_TASK TO COMPLETE_
Copy out every line from the start of the records up to and including the line that contains "x-tick-label: 11:35: [385, 357, 414, 368]".

_INPUT FOR THIS TASK_
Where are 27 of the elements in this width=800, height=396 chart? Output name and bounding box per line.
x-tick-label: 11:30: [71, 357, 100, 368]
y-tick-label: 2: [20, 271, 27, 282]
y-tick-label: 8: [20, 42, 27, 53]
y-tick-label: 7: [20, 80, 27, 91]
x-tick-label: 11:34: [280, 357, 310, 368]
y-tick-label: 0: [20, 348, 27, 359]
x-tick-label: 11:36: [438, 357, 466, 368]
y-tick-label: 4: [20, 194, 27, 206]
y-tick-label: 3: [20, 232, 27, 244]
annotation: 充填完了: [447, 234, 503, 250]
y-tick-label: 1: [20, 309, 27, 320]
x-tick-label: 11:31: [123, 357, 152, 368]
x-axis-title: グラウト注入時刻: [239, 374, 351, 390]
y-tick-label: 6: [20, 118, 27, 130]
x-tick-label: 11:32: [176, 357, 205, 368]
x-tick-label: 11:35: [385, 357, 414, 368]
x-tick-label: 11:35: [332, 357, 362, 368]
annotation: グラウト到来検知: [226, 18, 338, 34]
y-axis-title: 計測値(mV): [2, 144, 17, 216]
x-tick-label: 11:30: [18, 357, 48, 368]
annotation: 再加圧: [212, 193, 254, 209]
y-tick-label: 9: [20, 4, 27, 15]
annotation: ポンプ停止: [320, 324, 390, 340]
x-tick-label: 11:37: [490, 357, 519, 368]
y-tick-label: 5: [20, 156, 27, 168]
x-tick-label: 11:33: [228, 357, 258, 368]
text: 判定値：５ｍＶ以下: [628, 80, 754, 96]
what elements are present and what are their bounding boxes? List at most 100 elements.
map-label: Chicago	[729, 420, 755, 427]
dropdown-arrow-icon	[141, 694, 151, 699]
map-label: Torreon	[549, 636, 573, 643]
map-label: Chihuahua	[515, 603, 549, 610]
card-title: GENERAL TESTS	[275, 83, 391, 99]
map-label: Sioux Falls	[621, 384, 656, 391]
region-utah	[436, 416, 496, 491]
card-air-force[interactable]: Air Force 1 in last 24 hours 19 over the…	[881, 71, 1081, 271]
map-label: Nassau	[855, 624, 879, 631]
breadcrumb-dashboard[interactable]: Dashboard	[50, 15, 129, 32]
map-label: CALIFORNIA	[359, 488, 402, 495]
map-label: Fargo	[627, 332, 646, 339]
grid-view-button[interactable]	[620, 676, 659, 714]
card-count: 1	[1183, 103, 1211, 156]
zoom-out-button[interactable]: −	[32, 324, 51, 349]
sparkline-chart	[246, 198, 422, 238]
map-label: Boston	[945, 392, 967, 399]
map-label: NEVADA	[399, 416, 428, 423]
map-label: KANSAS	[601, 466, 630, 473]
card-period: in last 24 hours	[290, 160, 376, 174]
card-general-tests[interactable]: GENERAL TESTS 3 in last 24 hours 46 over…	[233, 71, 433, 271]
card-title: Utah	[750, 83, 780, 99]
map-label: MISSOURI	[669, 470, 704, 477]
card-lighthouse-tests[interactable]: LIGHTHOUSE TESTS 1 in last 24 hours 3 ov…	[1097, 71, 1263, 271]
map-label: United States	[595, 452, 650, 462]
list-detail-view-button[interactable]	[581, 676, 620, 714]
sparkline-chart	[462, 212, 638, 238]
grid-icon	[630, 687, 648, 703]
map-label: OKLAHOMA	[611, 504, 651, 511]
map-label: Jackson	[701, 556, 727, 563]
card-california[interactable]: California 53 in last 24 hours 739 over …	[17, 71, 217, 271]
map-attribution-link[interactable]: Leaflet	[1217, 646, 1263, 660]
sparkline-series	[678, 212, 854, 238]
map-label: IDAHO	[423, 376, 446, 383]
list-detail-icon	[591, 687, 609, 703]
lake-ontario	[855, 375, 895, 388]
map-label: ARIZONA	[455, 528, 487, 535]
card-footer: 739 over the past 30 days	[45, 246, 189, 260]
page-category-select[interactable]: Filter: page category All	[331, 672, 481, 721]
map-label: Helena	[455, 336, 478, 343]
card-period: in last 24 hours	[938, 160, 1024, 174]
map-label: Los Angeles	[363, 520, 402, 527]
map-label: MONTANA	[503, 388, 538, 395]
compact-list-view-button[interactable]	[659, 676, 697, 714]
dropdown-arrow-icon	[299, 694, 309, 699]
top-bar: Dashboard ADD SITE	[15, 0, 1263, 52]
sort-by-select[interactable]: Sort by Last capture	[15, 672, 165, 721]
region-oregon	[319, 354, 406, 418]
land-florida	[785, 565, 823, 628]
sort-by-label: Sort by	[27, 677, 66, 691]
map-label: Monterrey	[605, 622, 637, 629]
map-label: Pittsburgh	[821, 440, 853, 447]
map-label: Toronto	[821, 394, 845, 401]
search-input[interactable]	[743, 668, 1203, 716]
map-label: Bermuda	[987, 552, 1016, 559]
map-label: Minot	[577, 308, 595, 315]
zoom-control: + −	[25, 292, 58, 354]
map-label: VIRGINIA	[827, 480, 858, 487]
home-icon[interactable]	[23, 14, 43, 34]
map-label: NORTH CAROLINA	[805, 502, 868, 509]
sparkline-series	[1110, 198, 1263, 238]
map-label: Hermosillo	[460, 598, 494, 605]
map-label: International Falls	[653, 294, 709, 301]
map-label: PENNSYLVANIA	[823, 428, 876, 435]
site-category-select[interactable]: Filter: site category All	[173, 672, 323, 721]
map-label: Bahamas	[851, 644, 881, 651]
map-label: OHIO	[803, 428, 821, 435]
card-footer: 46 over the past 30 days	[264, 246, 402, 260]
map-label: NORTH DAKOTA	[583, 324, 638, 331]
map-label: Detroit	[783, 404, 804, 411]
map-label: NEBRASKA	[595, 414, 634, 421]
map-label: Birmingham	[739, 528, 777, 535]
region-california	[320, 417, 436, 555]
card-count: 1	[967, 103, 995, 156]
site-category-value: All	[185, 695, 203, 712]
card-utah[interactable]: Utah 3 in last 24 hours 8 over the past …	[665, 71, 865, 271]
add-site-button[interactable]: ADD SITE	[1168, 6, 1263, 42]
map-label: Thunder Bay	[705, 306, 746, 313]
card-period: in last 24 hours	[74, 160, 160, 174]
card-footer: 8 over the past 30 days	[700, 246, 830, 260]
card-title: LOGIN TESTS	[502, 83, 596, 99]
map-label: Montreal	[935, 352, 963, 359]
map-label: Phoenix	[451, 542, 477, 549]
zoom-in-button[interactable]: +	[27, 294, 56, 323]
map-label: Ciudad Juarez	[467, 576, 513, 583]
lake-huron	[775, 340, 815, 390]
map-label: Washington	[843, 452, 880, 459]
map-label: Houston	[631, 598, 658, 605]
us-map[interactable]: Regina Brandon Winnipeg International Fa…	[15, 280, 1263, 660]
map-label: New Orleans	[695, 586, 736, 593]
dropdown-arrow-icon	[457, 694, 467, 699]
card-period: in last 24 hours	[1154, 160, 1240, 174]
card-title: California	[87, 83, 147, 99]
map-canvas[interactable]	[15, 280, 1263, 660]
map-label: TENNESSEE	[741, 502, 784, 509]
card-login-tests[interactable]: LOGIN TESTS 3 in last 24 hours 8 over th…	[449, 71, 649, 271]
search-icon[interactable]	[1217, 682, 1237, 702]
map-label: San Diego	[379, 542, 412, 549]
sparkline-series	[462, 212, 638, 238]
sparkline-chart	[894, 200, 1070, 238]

_PROBLEM SOLUTION_
Where are 27 of the elements in this width=800, height=396 chart? Output name and bounding box per line.
x-tick-label: 11:30: [71, 357, 100, 368]
y-tick-label: 2: [20, 271, 27, 282]
y-tick-label: 8: [20, 42, 27, 53]
y-tick-label: 7: [20, 80, 27, 91]
x-tick-label: 11:34: [280, 357, 310, 368]
y-tick-label: 0: [20, 348, 27, 359]
x-tick-label: 11:36: [438, 357, 466, 368]
y-tick-label: 4: [20, 194, 27, 206]
y-tick-label: 3: [20, 232, 27, 244]
annotation: 充填完了: [447, 234, 503, 250]
y-tick-label: 1: [20, 309, 27, 320]
x-tick-label: 11:31: [123, 357, 152, 368]
x-axis-title: グラウト注入時刻: [239, 374, 351, 390]
y-tick-label: 6: [20, 118, 27, 130]
x-tick-label: 11:32: [176, 357, 205, 368]
x-tick-label: 11:35: [385, 357, 414, 368]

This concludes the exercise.